◆ TASK TO COMPLETE
Tally up the lines below that include the word "underlying". Answer with the number alone.

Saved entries
----------------------------------------

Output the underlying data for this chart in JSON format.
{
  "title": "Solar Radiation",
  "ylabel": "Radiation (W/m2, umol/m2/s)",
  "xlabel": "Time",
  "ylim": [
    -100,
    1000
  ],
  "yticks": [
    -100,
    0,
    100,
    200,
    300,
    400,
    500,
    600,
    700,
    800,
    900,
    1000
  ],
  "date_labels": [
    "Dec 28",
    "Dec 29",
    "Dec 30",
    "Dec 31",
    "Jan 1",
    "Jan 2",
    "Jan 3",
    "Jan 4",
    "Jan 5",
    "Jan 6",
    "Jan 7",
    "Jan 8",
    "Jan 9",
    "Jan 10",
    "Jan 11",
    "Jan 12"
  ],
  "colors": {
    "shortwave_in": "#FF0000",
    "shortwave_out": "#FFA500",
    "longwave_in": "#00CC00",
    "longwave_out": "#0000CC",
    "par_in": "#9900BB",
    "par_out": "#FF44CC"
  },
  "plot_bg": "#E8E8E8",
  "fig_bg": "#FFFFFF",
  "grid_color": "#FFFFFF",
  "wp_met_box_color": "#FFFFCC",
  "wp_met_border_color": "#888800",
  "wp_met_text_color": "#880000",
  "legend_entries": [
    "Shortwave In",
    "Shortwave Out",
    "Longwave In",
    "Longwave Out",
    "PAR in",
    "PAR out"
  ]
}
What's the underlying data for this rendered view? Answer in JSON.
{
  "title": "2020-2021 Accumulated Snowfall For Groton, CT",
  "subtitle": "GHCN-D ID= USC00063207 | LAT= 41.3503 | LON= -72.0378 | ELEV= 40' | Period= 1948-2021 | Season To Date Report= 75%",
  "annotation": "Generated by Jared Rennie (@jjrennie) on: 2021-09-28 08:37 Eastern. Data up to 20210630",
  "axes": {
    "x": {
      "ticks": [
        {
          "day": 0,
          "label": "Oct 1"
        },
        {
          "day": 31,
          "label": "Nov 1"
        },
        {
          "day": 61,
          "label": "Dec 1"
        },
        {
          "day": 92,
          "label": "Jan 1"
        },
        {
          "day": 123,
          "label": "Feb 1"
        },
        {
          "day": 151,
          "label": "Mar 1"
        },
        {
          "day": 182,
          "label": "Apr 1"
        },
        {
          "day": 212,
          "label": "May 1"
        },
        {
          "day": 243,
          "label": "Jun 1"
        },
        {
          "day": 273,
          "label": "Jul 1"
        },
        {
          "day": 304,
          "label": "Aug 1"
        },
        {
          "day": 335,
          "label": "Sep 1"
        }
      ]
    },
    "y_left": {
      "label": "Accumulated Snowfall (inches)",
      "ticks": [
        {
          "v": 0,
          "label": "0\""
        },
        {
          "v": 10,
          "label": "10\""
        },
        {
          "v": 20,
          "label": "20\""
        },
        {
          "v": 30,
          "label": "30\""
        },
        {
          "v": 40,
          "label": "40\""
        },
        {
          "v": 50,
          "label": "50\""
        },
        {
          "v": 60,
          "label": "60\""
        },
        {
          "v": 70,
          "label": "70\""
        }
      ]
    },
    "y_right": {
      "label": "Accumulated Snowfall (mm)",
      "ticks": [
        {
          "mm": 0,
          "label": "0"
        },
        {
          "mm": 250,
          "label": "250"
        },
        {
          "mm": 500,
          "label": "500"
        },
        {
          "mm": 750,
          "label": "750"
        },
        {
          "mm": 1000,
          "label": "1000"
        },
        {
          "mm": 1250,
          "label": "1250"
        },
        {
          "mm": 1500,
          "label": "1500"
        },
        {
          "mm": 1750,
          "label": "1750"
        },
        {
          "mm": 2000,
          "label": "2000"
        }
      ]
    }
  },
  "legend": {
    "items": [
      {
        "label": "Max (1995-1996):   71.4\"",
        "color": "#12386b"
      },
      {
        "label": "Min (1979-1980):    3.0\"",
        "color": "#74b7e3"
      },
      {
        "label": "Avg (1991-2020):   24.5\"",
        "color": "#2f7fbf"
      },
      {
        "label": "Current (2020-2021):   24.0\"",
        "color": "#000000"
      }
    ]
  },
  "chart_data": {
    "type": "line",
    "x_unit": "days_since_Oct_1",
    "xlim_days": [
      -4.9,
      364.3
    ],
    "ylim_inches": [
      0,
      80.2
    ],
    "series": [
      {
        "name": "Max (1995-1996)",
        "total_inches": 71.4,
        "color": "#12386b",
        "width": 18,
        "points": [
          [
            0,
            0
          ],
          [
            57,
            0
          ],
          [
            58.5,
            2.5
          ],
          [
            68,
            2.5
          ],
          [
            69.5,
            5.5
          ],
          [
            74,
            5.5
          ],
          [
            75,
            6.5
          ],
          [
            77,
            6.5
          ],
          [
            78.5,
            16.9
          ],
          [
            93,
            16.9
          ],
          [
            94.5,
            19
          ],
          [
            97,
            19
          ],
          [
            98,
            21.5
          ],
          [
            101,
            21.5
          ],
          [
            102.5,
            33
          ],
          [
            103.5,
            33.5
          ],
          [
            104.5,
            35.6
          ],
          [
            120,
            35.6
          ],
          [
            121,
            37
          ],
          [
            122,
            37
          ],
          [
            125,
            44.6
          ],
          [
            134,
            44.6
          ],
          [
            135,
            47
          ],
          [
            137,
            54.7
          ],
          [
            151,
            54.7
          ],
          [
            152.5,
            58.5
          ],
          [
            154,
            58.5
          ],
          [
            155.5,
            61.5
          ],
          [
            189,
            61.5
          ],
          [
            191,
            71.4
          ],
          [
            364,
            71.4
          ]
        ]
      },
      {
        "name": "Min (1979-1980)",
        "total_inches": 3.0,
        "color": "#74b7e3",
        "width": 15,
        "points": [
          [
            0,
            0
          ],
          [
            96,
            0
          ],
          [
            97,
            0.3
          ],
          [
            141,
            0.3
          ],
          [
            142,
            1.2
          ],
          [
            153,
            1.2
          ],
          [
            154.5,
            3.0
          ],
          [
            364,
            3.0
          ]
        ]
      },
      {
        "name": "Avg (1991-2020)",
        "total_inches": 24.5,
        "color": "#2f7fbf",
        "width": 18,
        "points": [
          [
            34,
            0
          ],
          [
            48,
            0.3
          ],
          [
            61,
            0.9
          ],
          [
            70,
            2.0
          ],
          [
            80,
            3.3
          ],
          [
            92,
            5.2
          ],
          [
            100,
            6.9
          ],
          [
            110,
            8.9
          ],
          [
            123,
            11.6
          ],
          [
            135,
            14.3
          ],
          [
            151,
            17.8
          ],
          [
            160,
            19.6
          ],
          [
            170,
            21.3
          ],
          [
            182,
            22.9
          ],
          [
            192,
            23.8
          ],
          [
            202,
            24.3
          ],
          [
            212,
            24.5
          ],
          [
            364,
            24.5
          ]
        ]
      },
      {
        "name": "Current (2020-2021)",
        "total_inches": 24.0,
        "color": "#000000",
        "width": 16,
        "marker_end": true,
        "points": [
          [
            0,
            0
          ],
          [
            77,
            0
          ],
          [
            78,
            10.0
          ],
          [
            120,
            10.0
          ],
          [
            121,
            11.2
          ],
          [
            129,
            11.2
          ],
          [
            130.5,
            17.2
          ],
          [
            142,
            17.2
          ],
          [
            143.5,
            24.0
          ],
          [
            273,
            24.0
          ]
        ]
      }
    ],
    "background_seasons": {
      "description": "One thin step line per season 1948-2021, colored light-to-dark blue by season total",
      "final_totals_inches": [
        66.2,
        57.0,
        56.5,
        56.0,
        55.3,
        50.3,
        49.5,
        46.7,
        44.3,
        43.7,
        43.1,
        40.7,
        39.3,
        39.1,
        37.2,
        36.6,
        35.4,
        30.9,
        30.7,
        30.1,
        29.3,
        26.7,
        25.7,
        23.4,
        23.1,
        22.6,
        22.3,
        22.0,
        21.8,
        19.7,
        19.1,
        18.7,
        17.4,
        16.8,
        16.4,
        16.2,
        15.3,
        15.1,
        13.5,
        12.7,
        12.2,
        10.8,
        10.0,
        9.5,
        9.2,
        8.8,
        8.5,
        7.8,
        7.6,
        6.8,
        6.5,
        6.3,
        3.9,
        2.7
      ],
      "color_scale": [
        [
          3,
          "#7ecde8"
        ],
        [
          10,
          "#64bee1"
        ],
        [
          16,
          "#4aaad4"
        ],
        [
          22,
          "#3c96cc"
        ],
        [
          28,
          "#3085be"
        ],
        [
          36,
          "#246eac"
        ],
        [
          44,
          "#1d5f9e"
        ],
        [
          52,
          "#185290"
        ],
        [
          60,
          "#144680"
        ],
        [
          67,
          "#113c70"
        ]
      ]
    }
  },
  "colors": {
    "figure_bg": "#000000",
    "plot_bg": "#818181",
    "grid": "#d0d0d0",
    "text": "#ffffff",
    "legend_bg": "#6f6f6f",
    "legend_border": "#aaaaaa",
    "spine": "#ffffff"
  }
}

----------------------------------------

◆ TASK SOLUTION
2